Identify all lines in the listing that include the word "rolled", and copy them out.

Start of Record excerpts

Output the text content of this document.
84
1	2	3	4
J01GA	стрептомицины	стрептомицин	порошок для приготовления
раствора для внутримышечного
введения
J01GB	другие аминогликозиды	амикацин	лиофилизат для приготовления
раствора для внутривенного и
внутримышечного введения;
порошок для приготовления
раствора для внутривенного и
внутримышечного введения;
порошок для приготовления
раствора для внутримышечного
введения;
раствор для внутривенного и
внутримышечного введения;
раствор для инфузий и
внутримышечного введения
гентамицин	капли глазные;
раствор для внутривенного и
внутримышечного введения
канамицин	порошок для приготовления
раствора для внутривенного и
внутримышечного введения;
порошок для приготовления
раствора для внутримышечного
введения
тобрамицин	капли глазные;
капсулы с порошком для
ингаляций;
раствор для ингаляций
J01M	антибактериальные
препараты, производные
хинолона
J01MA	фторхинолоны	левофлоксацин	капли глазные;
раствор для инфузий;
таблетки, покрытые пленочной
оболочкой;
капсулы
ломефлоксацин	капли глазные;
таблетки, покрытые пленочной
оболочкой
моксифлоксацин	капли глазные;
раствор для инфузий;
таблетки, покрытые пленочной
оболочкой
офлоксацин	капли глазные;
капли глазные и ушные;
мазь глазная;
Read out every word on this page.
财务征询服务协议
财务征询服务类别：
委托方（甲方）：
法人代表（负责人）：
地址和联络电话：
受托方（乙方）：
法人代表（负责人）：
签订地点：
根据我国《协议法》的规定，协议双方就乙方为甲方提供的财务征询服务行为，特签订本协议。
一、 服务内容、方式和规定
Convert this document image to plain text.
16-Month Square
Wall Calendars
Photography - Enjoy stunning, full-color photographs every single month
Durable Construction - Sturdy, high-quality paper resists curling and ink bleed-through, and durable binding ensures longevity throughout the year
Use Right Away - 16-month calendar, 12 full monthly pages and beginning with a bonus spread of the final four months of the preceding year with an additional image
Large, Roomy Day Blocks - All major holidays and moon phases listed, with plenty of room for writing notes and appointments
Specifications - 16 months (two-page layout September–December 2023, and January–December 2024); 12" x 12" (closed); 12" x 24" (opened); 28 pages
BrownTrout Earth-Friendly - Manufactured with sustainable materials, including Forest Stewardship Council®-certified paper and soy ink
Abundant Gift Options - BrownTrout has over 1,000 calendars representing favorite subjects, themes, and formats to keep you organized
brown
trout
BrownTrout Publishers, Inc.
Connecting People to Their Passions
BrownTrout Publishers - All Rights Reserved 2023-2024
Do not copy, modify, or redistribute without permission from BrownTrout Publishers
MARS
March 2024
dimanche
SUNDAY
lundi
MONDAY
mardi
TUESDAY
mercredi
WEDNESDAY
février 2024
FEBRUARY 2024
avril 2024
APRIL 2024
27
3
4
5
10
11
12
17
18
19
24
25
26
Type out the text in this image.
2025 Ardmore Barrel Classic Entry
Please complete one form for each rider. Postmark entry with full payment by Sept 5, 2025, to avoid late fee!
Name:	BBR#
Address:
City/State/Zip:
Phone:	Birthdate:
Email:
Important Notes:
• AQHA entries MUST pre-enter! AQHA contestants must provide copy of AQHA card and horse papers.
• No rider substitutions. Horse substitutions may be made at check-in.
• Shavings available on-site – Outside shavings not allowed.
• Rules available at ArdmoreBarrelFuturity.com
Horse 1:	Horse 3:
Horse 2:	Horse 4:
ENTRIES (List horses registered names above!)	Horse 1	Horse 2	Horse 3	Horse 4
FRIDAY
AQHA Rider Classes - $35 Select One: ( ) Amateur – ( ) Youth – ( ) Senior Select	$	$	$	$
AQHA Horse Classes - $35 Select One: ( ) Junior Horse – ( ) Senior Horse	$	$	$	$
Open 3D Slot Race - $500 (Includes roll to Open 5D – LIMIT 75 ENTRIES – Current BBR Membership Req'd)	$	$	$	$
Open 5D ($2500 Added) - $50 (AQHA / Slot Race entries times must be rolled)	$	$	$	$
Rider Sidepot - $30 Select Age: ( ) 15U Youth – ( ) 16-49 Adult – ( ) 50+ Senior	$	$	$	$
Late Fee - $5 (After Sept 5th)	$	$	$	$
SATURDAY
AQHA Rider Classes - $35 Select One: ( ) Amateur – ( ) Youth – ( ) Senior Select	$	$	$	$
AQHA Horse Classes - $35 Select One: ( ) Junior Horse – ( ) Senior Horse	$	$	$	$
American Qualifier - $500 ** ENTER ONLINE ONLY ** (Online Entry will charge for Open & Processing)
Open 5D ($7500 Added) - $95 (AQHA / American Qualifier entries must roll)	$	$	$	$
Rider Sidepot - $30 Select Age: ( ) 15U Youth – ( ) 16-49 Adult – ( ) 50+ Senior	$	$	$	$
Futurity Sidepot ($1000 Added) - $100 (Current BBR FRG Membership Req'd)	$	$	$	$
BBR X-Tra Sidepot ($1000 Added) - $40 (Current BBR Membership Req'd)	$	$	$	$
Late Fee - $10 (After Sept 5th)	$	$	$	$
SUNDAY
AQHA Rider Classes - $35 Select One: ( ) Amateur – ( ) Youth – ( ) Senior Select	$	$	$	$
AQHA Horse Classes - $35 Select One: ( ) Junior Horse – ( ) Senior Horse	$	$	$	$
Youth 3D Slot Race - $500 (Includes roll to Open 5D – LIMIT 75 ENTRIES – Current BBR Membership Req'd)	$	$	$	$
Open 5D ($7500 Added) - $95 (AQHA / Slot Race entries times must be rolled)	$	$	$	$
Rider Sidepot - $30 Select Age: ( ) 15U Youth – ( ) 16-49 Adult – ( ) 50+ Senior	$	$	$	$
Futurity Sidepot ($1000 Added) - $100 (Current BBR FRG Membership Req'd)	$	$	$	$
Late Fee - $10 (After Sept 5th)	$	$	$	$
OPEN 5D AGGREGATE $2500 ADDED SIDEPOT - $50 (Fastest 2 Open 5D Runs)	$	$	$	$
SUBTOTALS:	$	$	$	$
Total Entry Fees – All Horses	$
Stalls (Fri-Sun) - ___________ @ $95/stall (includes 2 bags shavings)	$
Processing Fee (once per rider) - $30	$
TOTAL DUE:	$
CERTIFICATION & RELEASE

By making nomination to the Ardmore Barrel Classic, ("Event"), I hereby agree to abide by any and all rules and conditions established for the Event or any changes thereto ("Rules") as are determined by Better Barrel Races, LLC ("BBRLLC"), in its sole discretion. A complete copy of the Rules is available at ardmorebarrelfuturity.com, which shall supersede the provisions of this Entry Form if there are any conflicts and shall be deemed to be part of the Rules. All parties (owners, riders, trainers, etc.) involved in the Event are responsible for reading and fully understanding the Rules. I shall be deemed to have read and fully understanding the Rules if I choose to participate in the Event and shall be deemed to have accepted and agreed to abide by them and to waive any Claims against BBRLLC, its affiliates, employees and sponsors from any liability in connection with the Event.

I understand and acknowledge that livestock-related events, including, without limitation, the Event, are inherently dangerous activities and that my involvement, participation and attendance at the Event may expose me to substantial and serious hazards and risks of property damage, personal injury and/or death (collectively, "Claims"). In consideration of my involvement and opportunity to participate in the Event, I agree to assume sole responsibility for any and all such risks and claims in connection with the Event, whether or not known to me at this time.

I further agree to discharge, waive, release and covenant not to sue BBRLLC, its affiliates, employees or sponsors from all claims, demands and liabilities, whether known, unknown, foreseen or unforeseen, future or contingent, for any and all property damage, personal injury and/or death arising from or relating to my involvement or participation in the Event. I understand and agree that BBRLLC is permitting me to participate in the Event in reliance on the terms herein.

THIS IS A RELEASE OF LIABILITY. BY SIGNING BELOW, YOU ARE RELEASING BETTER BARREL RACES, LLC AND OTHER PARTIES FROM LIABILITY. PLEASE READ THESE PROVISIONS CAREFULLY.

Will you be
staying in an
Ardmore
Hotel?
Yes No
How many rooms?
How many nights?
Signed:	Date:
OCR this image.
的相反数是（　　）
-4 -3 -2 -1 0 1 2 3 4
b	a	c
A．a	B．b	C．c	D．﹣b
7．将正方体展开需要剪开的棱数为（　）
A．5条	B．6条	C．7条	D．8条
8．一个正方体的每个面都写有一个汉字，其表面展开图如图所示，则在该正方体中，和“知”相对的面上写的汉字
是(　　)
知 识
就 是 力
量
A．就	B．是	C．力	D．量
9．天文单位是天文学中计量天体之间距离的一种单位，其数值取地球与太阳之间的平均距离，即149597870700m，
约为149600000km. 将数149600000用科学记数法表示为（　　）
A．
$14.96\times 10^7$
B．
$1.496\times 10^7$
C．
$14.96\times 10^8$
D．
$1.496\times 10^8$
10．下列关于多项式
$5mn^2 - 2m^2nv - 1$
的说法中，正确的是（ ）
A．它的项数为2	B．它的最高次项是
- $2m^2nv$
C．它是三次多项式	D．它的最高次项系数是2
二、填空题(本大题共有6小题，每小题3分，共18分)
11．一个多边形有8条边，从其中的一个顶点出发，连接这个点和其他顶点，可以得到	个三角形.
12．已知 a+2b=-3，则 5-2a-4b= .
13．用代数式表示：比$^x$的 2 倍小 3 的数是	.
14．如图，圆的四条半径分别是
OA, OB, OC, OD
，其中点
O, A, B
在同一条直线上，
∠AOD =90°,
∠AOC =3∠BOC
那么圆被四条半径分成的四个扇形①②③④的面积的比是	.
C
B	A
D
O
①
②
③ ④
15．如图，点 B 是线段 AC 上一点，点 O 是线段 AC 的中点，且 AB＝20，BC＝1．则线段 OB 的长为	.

End of Record excerpts

Solved exercise:
Open 5D ($2500 Added) - $50 (AQHA / Slot Race entries times must be rolled)	$	$	$	$
Open 5D ($7500 Added) - $95 (AQHA / Slot Race entries times must be rolled)	$	$	$	$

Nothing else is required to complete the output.